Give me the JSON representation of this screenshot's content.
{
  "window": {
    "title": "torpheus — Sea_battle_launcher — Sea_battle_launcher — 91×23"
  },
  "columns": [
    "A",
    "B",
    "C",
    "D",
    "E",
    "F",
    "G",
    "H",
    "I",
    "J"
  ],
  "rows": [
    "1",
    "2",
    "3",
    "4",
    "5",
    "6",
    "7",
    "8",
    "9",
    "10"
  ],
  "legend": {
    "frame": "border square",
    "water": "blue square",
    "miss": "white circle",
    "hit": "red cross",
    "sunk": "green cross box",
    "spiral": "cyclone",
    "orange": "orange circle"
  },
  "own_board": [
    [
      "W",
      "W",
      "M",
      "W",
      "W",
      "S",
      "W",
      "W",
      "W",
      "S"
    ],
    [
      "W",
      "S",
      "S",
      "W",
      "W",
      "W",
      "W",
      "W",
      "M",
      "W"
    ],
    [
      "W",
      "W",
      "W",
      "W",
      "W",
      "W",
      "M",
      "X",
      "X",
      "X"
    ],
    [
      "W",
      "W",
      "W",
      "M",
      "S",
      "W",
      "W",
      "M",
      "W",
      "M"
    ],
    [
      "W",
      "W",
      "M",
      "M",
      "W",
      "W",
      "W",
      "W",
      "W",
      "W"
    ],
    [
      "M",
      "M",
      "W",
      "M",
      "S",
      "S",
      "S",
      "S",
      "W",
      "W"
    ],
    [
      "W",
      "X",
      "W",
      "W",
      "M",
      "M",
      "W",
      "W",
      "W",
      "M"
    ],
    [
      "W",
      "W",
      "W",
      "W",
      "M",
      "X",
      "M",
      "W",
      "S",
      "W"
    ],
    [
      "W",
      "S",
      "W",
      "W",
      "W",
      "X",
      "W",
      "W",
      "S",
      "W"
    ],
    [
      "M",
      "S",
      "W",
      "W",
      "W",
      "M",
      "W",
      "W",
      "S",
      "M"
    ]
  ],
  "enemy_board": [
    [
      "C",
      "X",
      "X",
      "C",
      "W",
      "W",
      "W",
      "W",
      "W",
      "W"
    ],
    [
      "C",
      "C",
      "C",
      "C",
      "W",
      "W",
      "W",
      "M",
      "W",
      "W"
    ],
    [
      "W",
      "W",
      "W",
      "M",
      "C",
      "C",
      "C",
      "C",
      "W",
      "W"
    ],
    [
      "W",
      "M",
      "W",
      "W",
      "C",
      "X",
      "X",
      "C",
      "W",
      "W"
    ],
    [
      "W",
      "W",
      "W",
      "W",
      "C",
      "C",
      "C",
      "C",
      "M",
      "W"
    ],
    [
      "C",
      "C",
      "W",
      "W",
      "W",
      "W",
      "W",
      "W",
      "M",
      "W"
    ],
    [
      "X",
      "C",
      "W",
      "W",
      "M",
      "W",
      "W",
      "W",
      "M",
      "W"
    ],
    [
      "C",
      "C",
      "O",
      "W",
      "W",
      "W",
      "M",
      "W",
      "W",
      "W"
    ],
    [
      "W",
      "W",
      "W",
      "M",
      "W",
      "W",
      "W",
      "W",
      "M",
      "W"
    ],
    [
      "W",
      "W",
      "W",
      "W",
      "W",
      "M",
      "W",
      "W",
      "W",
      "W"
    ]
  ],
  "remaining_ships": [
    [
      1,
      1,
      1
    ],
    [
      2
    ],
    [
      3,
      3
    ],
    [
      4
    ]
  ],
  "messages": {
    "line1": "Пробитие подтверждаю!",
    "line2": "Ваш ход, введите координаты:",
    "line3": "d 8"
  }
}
————————
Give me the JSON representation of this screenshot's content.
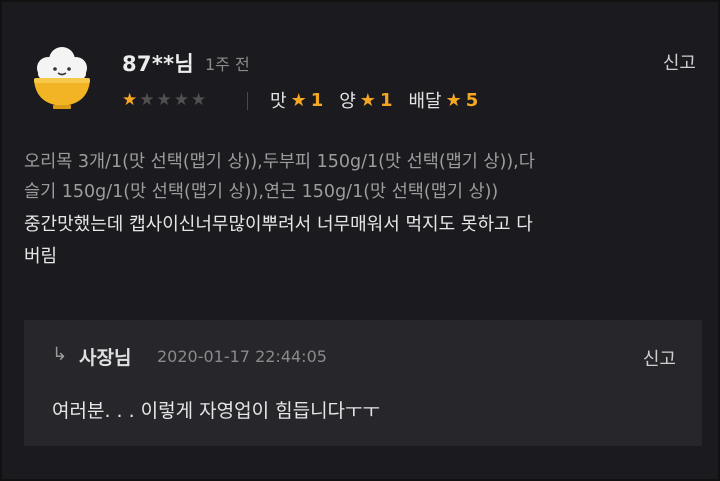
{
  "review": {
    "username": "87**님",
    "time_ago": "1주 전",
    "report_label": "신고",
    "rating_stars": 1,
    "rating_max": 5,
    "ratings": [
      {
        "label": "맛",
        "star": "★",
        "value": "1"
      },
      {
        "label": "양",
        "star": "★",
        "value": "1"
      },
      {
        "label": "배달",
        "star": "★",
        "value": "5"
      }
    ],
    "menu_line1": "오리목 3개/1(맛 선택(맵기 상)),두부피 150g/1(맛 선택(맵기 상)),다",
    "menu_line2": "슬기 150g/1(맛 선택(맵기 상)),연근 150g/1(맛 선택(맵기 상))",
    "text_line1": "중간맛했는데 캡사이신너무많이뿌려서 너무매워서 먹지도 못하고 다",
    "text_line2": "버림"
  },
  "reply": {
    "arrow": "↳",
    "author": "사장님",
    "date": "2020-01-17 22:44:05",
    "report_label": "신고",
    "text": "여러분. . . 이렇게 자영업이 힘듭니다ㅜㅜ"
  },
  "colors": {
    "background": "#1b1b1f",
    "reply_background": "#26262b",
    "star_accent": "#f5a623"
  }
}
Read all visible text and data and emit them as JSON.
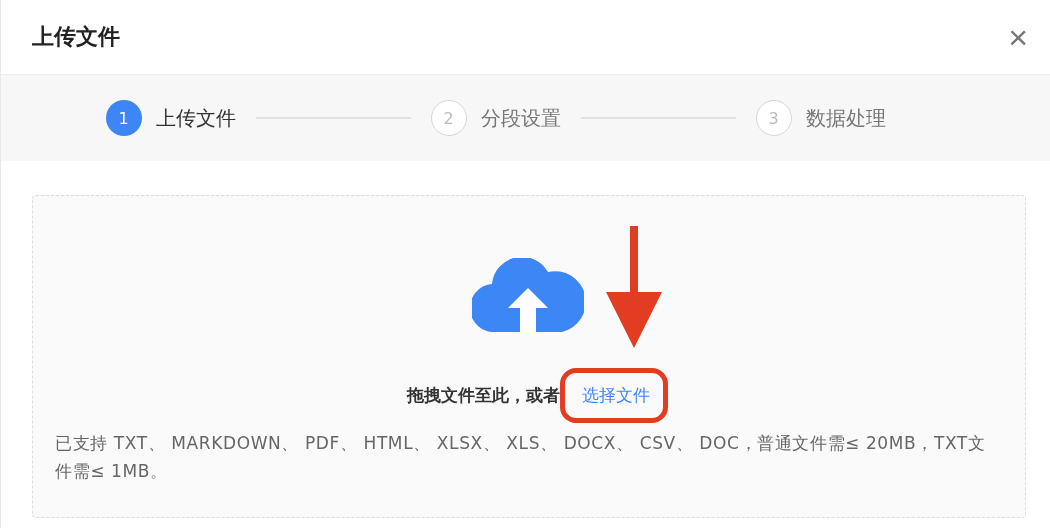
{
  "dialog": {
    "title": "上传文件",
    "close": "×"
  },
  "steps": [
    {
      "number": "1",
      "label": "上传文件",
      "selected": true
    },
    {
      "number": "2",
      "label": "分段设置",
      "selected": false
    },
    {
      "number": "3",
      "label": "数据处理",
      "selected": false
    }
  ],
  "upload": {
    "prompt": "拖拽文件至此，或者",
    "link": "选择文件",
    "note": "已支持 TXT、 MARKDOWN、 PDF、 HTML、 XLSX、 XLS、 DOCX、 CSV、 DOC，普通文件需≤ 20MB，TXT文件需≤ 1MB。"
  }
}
————————
- Problem description
Your reply is one number: how many lines of the records above contain the word "circle".

- Written solution
2